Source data
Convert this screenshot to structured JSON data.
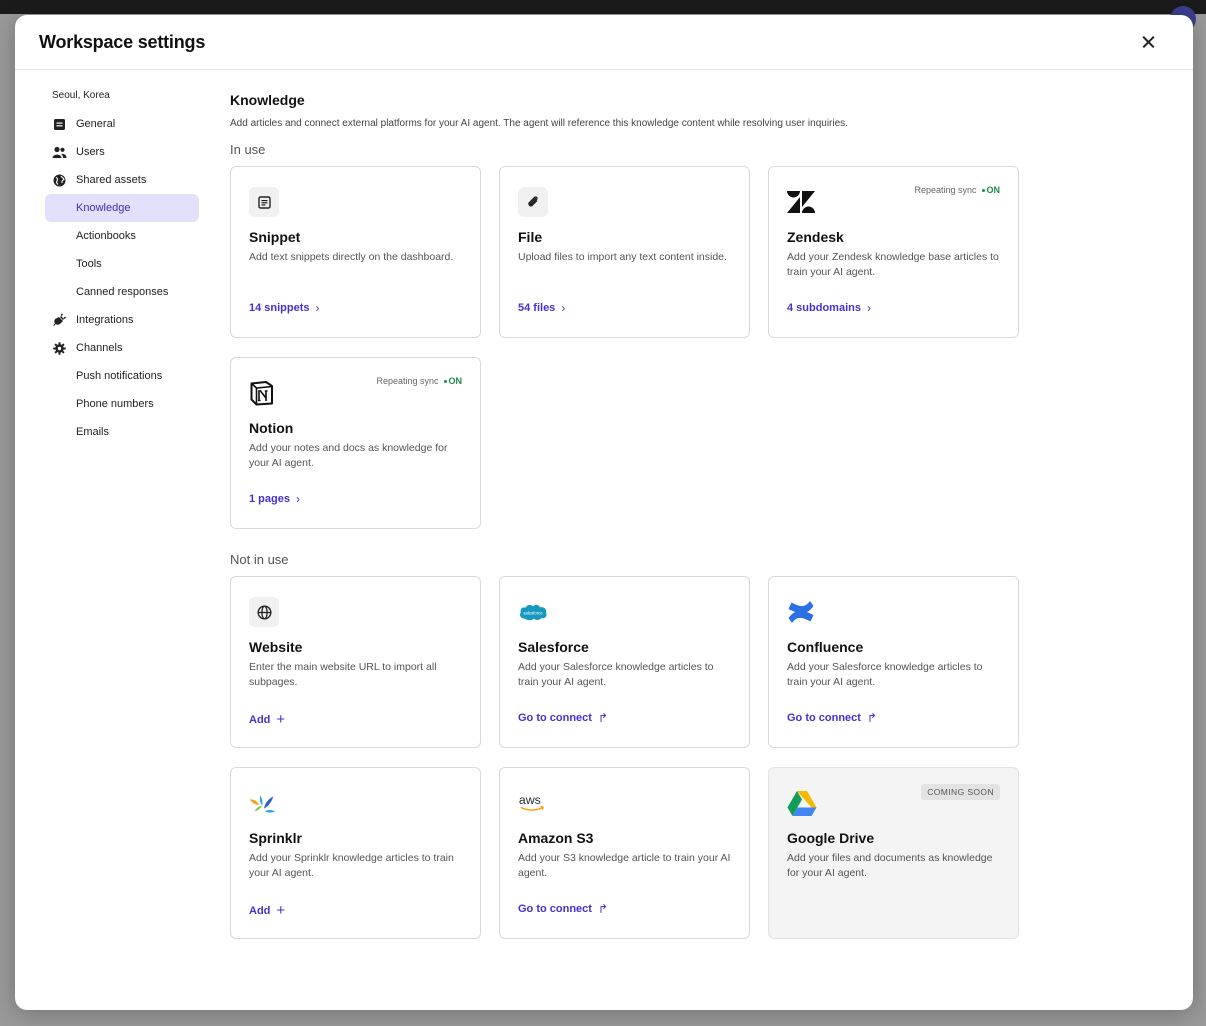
{
  "modal": {
    "title": "Workspace settings"
  },
  "sidebar": {
    "workspace": "Seoul, Korea",
    "items": [
      {
        "label": "General",
        "icon": "document-icon"
      },
      {
        "label": "Users",
        "icon": "users-icon"
      },
      {
        "label": "Shared assets",
        "icon": "globe-icon"
      },
      {
        "label": "Knowledge",
        "active": true
      },
      {
        "label": "Actionbooks"
      },
      {
        "label": "Tools"
      },
      {
        "label": "Canned responses"
      },
      {
        "label": "Integrations",
        "icon": "plug-icon"
      },
      {
        "label": "Channels",
        "icon": "gear-icon"
      },
      {
        "label": "Push notifications"
      },
      {
        "label": "Phone numbers"
      },
      {
        "label": "Emails"
      }
    ]
  },
  "main": {
    "title": "Knowledge",
    "description": "Add articles and connect external platforms for your AI agent. The agent will reference this knowledge content while resolving user inquiries.",
    "in_use": {
      "title": "In use",
      "cards": [
        {
          "title": "Snippet",
          "description": "Add text snippets directly on the dashboard.",
          "link": "14 snippets",
          "icon": "snippet-icon"
        },
        {
          "title": "File",
          "description": "Upload files to import any text content inside.",
          "link": "54 files",
          "icon": "paperclip-icon"
        },
        {
          "title": "Zendesk",
          "description": "Add your Zendesk knowledge base articles to train your AI agent.",
          "link": "4 subdomains",
          "icon": "zendesk-logo",
          "sync_label": "Repeating sync",
          "sync_status": "ON"
        },
        {
          "title": "Notion",
          "description": "Add your notes and docs as knowledge for your AI agent.",
          "link": "1 pages",
          "icon": "notion-logo",
          "sync_label": "Repeating sync",
          "sync_status": "ON"
        }
      ]
    },
    "not_in_use": {
      "title": "Not in use",
      "cards": [
        {
          "title": "Website",
          "description": "Enter the main website URL to import all subpages.",
          "link": "Add",
          "icon": "globe-icon"
        },
        {
          "title": "Salesforce",
          "description": "Add your Salesforce knowledge articles to train your AI agent.",
          "link": "Go to connect",
          "icon": "salesforce-logo",
          "logo_text": "salesforce"
        },
        {
          "title": "Confluence",
          "description": "Add your Salesforce knowledge articles to train your AI agent.",
          "link": "Go to connect",
          "icon": "confluence-logo"
        },
        {
          "title": "Sprinklr",
          "description": "Add your Sprinklr knowledge articles to train your AI agent.",
          "link": "Add",
          "icon": "sprinklr-logo"
        },
        {
          "title": "Amazon S3",
          "description": "Add your S3 knowledge article to train your AI agent.",
          "link": "Go to connect",
          "icon": "aws-logo",
          "logo_text": "aws"
        },
        {
          "title": "Google Drive",
          "description": "Add your files and documents as knowledge for your AI agent.",
          "icon": "google-drive-logo",
          "badge": "COMING SOON"
        }
      ]
    }
  },
  "colors": {
    "accent": "#4a2fd0",
    "active_bg": "#e2e0fb",
    "sync_on": "#1b8a4a"
  }
}
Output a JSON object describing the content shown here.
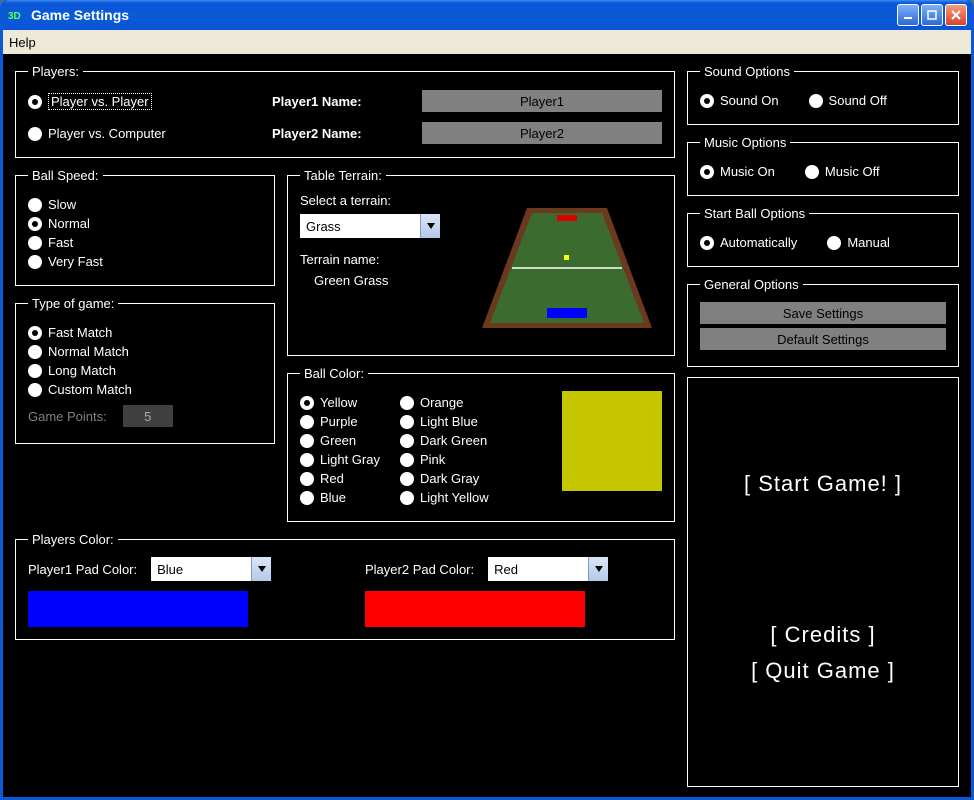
{
  "window": {
    "title": "Game Settings"
  },
  "menubar": {
    "help": "Help"
  },
  "players": {
    "legend": "Players:",
    "pvp": "Player vs. Player",
    "pvc": "Player vs. Computer",
    "selected": "pvp",
    "p1_label": "Player1 Name:",
    "p2_label": "Player2 Name:",
    "p1_name": "Player1",
    "p2_name": "Player2"
  },
  "ballspeed": {
    "legend": "Ball Speed:",
    "options": {
      "slow": "Slow",
      "normal": "Normal",
      "fast": "Fast",
      "veryfast": "Very Fast"
    },
    "selected": "normal"
  },
  "gametype": {
    "legend": "Type of game:",
    "options": {
      "fast": "Fast Match",
      "normal": "Normal Match",
      "long": "Long Match",
      "custom": "Custom Match"
    },
    "selected": "fast",
    "points_label": "Game Points:",
    "points_value": "5"
  },
  "terrain": {
    "legend": "Table Terrain:",
    "select_label": "Select a terrain:",
    "selected": "Grass",
    "name_label": "Terrain name:",
    "name_value": "Green Grass"
  },
  "ballcolor": {
    "legend": "Ball Color:",
    "col1": {
      "yellow": "Yellow",
      "purple": "Purple",
      "green": "Green",
      "lightgray": "Light Gray",
      "red": "Red",
      "blue": "Blue"
    },
    "col2": {
      "orange": "Orange",
      "lightblue": "Light Blue",
      "darkgreen": "Dark Green",
      "pink": "Pink",
      "darkgray": "Dark Gray",
      "lightyellow": "Light Yellow"
    },
    "selected": "yellow",
    "swatch": "#c6c600"
  },
  "playerscolor": {
    "legend": "Players Color:",
    "p1_label": "Player1 Pad Color:",
    "p1_value": "Blue",
    "p1_swatch": "#0000ff",
    "p2_label": "Player2 Pad Color:",
    "p2_value": "Red",
    "p2_swatch": "#ff0000"
  },
  "sound": {
    "legend": "Sound Options",
    "on": "Sound On",
    "off": "Sound Off",
    "selected": "on"
  },
  "music": {
    "legend": "Music Options",
    "on": "Music On",
    "off": "Music Off",
    "selected": "on"
  },
  "startball": {
    "legend": "Start Ball Options",
    "auto": "Automatically",
    "manual": "Manual",
    "selected": "auto"
  },
  "general": {
    "legend": "General Options",
    "save": "Save Settings",
    "default": "Default Settings"
  },
  "actions": {
    "start": "[ Start Game! ]",
    "credits": "[ Credits ]",
    "quit": "[ Quit Game ]"
  }
}
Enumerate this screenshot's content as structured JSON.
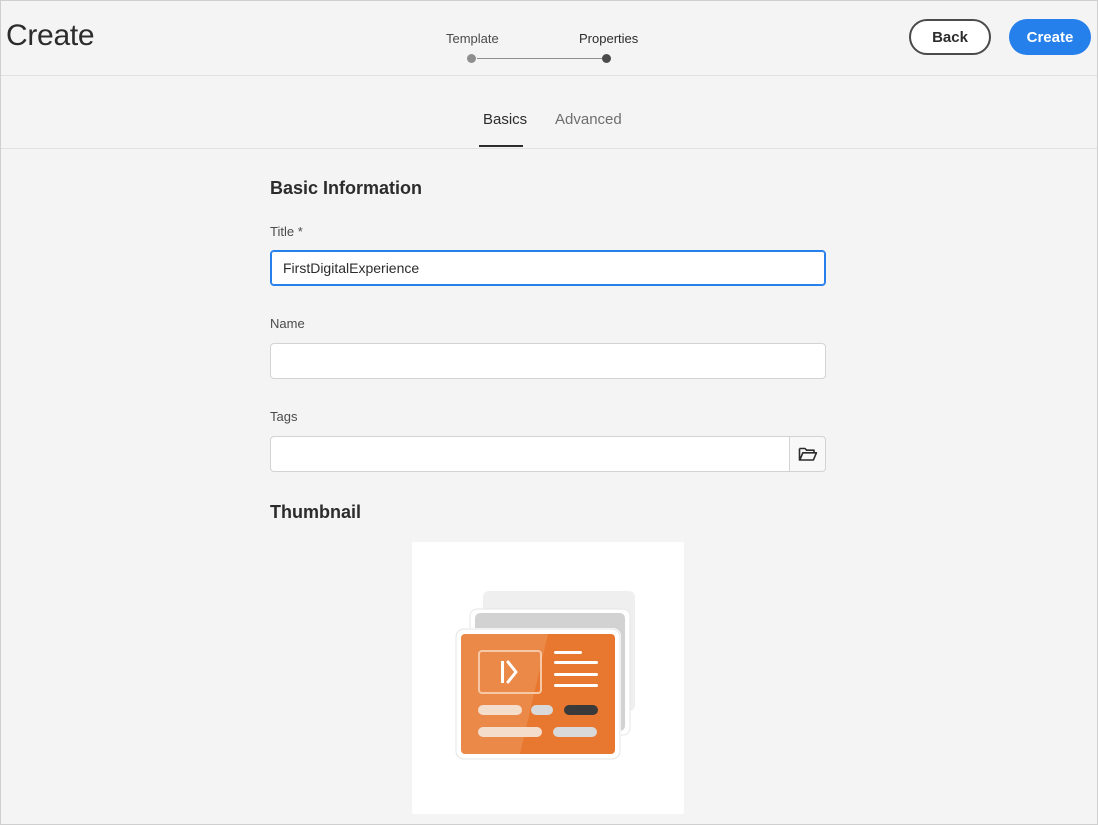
{
  "header": {
    "title": "Create",
    "steps": [
      {
        "label": "Template",
        "state": "done"
      },
      {
        "label": "Properties",
        "state": "current"
      }
    ],
    "back_label": "Back",
    "create_label": "Create"
  },
  "tabs": [
    {
      "label": "Basics",
      "active": true
    },
    {
      "label": "Advanced",
      "active": false
    }
  ],
  "form": {
    "basic_heading": "Basic Information",
    "title_label": "Title *",
    "title_value": "FirstDigitalExperience",
    "name_label": "Name",
    "name_value": "",
    "tags_label": "Tags",
    "tags_value": "",
    "tags_button_icon": "folder-open-icon",
    "thumbnail_heading": "Thumbnail",
    "thumbnail_icon": "experience-fragment-illustration"
  },
  "colors": {
    "accent": "#2680eb",
    "thumbnail_orange": "#e8782f",
    "background": "#f4f4f4"
  }
}
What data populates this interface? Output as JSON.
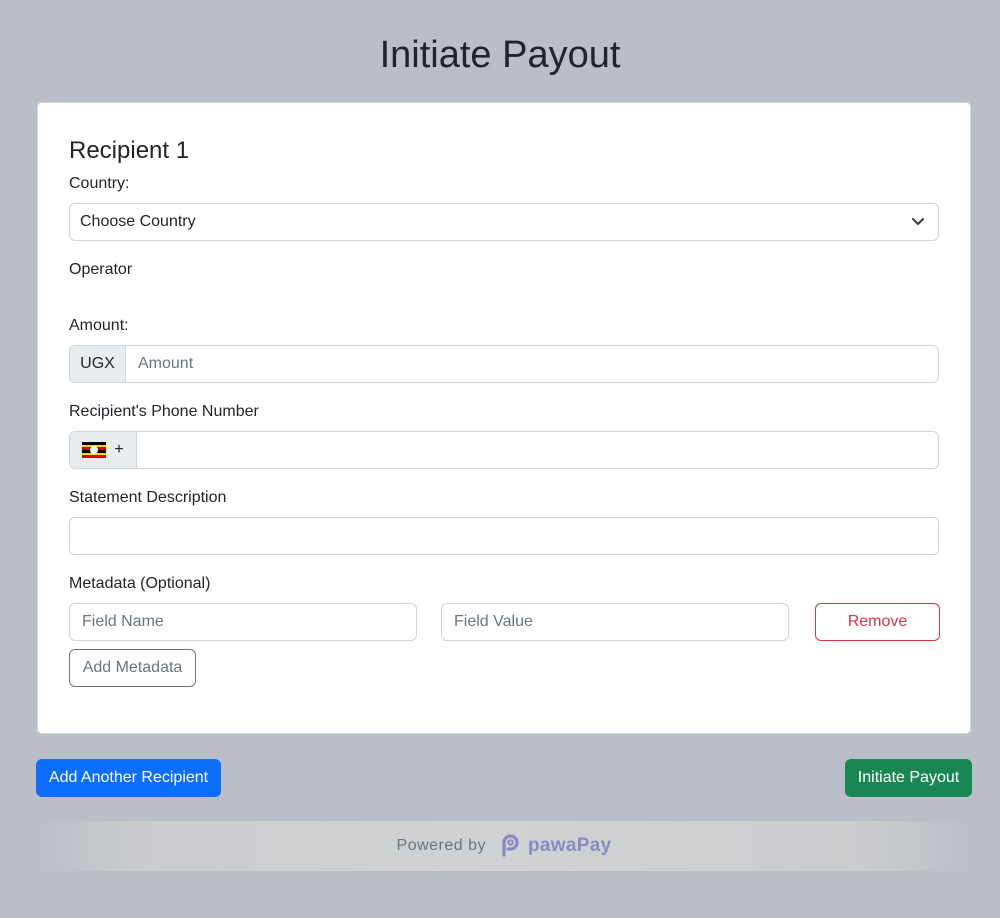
{
  "page": {
    "title": "Initiate Payout"
  },
  "recipient": {
    "heading": "Recipient 1",
    "country_label": "Country:",
    "country_value": "Choose Country",
    "operator_label": "Operator",
    "amount_label": "Amount:",
    "amount_currency": "UGX",
    "amount_placeholder": "Amount",
    "phone_label": "Recipient's Phone Number",
    "phone_prefix": "+",
    "phone_value": "",
    "description_label": "Statement Description",
    "description_value": "",
    "metadata_label": "Metadata (Optional)",
    "field_name_placeholder": "Field Name",
    "field_value_placeholder": "Field Value",
    "remove_label": "Remove",
    "add_metadata_label": "Add Metadata"
  },
  "actions": {
    "add_recipient_label": "Add Another Recipient",
    "initiate_label": "Initiate Payout"
  },
  "footer": {
    "powered_by": "Powered by",
    "brand": "pawaPay"
  },
  "colors": {
    "background": "#babec6",
    "primary": "#0d6efd",
    "success": "#198754",
    "danger": "#dc3545",
    "brand": "#8a8ac0"
  },
  "icons": {
    "select": "chevron-down-icon",
    "flag": "uganda-flag-icon",
    "brand": "pawapay-logo-icon"
  }
}
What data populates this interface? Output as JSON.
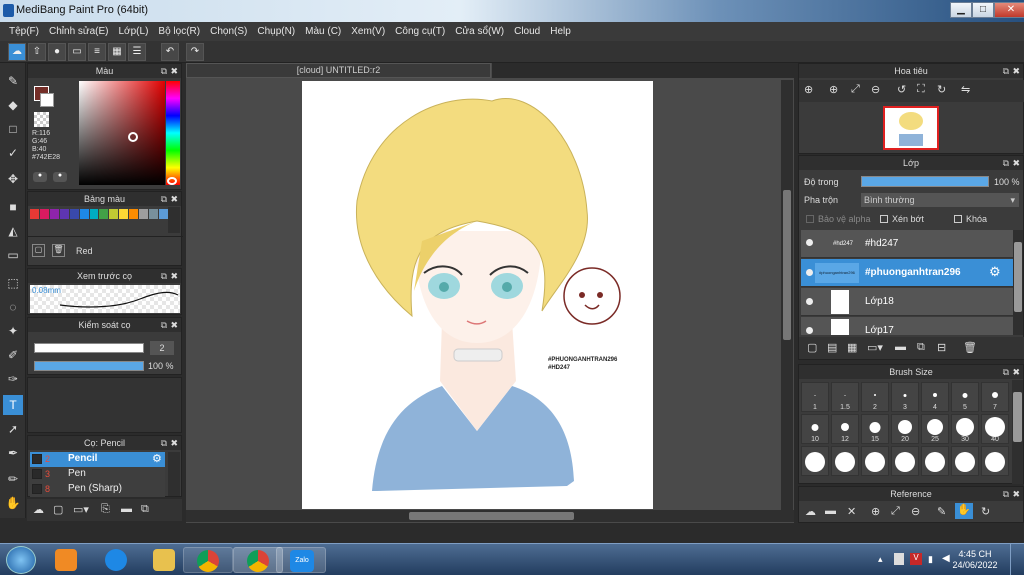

Requirement: Each record above should be copied character for character, with pictures dropped.

Expected output:
Convert this screenshot to structured JSON data.
{
  "modal": {
    "title": "Workspace settings"
  },
  "sidebar": {
    "workspace": "Seoul, Korea",
    "items": [
      {
        "label": "General",
        "icon": "document-icon"
      },
      {
        "label": "Users",
        "icon": "users-icon"
      },
      {
        "label": "Shared assets",
        "icon": "globe-icon"
      },
      {
        "label": "Knowledge",
        "active": true
      },
      {
        "label": "Actionbooks"
      },
      {
        "label": "Tools"
      },
      {
        "label": "Canned responses"
      },
      {
        "label": "Integrations",
        "icon": "plug-icon"
      },
      {
        "label": "Channels",
        "icon": "gear-icon"
      },
      {
        "label": "Push notifications"
      },
      {
        "label": "Phone numbers"
      },
      {
        "label": "Emails"
      }
    ]
  },
  "main": {
    "title": "Knowledge",
    "description": "Add articles and connect external platforms for your AI agent. The agent will reference this knowledge content while resolving user inquiries.",
    "in_use": {
      "title": "In use",
      "cards": [
        {
          "title": "Snippet",
          "description": "Add text snippets directly on the dashboard.",
          "link": "14 snippets",
          "icon": "snippet-icon"
        },
        {
          "title": "File",
          "description": "Upload files to import any text content inside.",
          "link": "54 files",
          "icon": "paperclip-icon"
        },
        {
          "title": "Zendesk",
          "description": "Add your Zendesk knowledge base articles to train your AI agent.",
          "link": "4 subdomains",
          "icon": "zendesk-logo",
          "sync_label": "Repeating sync",
          "sync_status": "ON"
        },
        {
          "title": "Notion",
          "description": "Add your notes and docs as knowledge for your AI agent.",
          "link": "1 pages",
          "icon": "notion-logo",
          "sync_label": "Repeating sync",
          "sync_status": "ON"
        }
      ]
    },
    "not_in_use": {
      "title": "Not in use",
      "cards": [
        {
          "title": "Website",
          "description": "Enter the main website URL to import all subpages.",
          "link": "Add",
          "icon": "globe-icon"
        },
        {
          "title": "Salesforce",
          "description": "Add your Salesforce knowledge articles to train your AI agent.",
          "link": "Go to connect",
          "icon": "salesforce-logo",
          "logo_text": "salesforce"
        },
        {
          "title": "Confluence",
          "description": "Add your Salesforce knowledge articles to train your AI agent.",
          "link": "Go to connect",
          "icon": "confluence-logo"
        },
        {
          "title": "Sprinklr",
          "description": "Add your Sprinklr knowledge articles to train your AI agent.",
          "link": "Add",
          "icon": "sprinklr-logo"
        },
        {
          "title": "Amazon S3",
          "description": "Add your S3 knowledge article to train your AI agent.",
          "link": "Go to connect",
          "icon": "aws-logo",
          "logo_text": "aws"
        },
        {
          "title": "Google Drive",
          "description": "Add your files and documents as knowledge for your AI agent.",
          "icon": "google-drive-logo",
          "badge": "COMING SOON"
        }
      ]
    }
  },
  "colors": {
    "accent": "#4a2fd0",
    "active_bg": "#e2e0fb",
    "sync_on": "#1b8a4a"
  }
}
Output a JSON object describing the content shown here.
{
  "window": {
    "title": "Game Settings"
  },
  "menubar": {
    "help": "Help"
  },
  "players": {
    "legend": "Players:",
    "pvp": "Player vs. Player",
    "pvc": "Player vs. Computer",
    "selected": "pvp",
    "p1_label": "Player1 Name:",
    "p2_label": "Player2 Name:",
    "p1_name": "Player1",
    "p2_name": "Player2"
  },
  "ballspeed": {
    "legend": "Ball Speed:",
    "options": {
      "slow": "Slow",
      "normal": "Normal",
      "fast": "Fast",
      "veryfast": "Very Fast"
    },
    "selected": "normal"
  },
  "gametype": {
    "legend": "Type of game:",
    "options": {
      "fast": "Fast Match",
      "normal": "Normal Match",
      "long": "Long Match",
      "custom": "Custom Match"
    },
    "selected": "fast",
    "points_label": "Game Points:",
    "points_value": "5"
  },
  "terrain": {
    "legend": "Table Terrain:",
    "select_label": "Select a terrain:",
    "selected": "Grass",
    "name_label": "Terrain name:",
    "name_value": "Green Grass"
  },
  "ballcolor": {
    "legend": "Ball Color:",
    "col1": {
      "yellow": "Yellow",
      "purple": "Purple",
      "green": "Green",
      "lightgray": "Light Gray",
      "red": "Red",
      "blue": "Blue"
    },
    "col2": {
      "orange": "Orange",
      "lightblue": "Light Blue",
      "darkgreen": "Dark Green",
      "pink": "Pink",
      "darkgray": "Dark Gray",
      "lightyellow": "Light Yellow"
    },
    "selected": "yellow",
    "swatch": "#c6c600"
  },
  "playerscolor": {
    "legend": "Players Color:",
    "p1_label": "Player1 Pad Color:",
    "p1_value": "Blue",
    "p1_swatch": "#0000ff",
    "p2_label": "Player2 Pad Color:",
    "p2_value": "Red",
    "p2_swatch": "#ff0000"
  },
  "sound": {
    "legend": "Sound Options",
    "on": "Sound On",
    "off": "Sound Off",
    "selected": "on"
  },
  "music": {
    "legend": "Music Options",
    "on": "Music On",
    "off": "Music Off",
    "selected": "on"
  },
  "startball": {
    "legend": "Start Ball Options",
    "auto": "Automatically",
    "manual": "Manual",
    "selected": "auto"
  },
  "general": {
    "legend": "General Options",
    "save": "Save Settings",
    "default": "Default Settings"
  },
  "actions": {
    "start": "[ Start Game! ]",
    "credits": "[ Credits ]",
    "quit": "[ Quit Game ]"
  }
}
Enumerate this screenshot's content as structured JSON.
{
  "header": {
    "title": "Create",
    "steps": [
      {
        "label": "Template",
        "state": "done"
      },
      {
        "label": "Properties",
        "state": "current"
      }
    ],
    "back_label": "Back",
    "create_label": "Create"
  },
  "tabs": [
    {
      "label": "Basics",
      "active": true
    },
    {
      "label": "Advanced",
      "active": false
    }
  ],
  "form": {
    "basic_heading": "Basic Information",
    "title_label": "Title *",
    "title_value": "FirstDigitalExperience",
    "name_label": "Name",
    "name_value": "",
    "tags_label": "Tags",
    "tags_value": "",
    "tags_button_icon": "folder-open-icon",
    "thumbnail_heading": "Thumbnail",
    "thumbnail_icon": "experience-fragment-illustration"
  },
  "colors": {
    "accent": "#2680eb",
    "thumbnail_orange": "#e8782f",
    "background": "#f4f4f4"
  }
}
What data populates this interface? Output as JSON.
{
  "page": {
    "title": "Initiate Payout"
  },
  "recipient": {
    "heading": "Recipient 1",
    "country_label": "Country:",
    "country_value": "Choose Country",
    "operator_label": "Operator",
    "amount_label": "Amount:",
    "amount_currency": "UGX",
    "amount_placeholder": "Amount",
    "phone_label": "Recipient's Phone Number",
    "phone_prefix": "+",
    "phone_value": "",
    "description_label": "Statement Description",
    "description_value": "",
    "metadata_label": "Metadata (Optional)",
    "field_name_placeholder": "Field Name",
    "field_value_placeholder": "Field Value",
    "remove_label": "Remove",
    "add_metadata_label": "Add Metadata"
  },
  "actions": {
    "add_recipient_label": "Add Another Recipient",
    "initiate_label": "Initiate Payout"
  },
  "footer": {
    "powered_by": "Powered by",
    "brand": "pawaPay"
  },
  "colors": {
    "background": "#babec6",
    "primary": "#0d6efd",
    "success": "#198754",
    "danger": "#dc3545",
    "brand": "#8a8ac0"
  },
  "icons": {
    "select": "chevron-down-icon",
    "flag": "uganda-flag-icon",
    "brand": "pawapay-logo-icon"
  }
}
What data populates this interface? Output as JSON.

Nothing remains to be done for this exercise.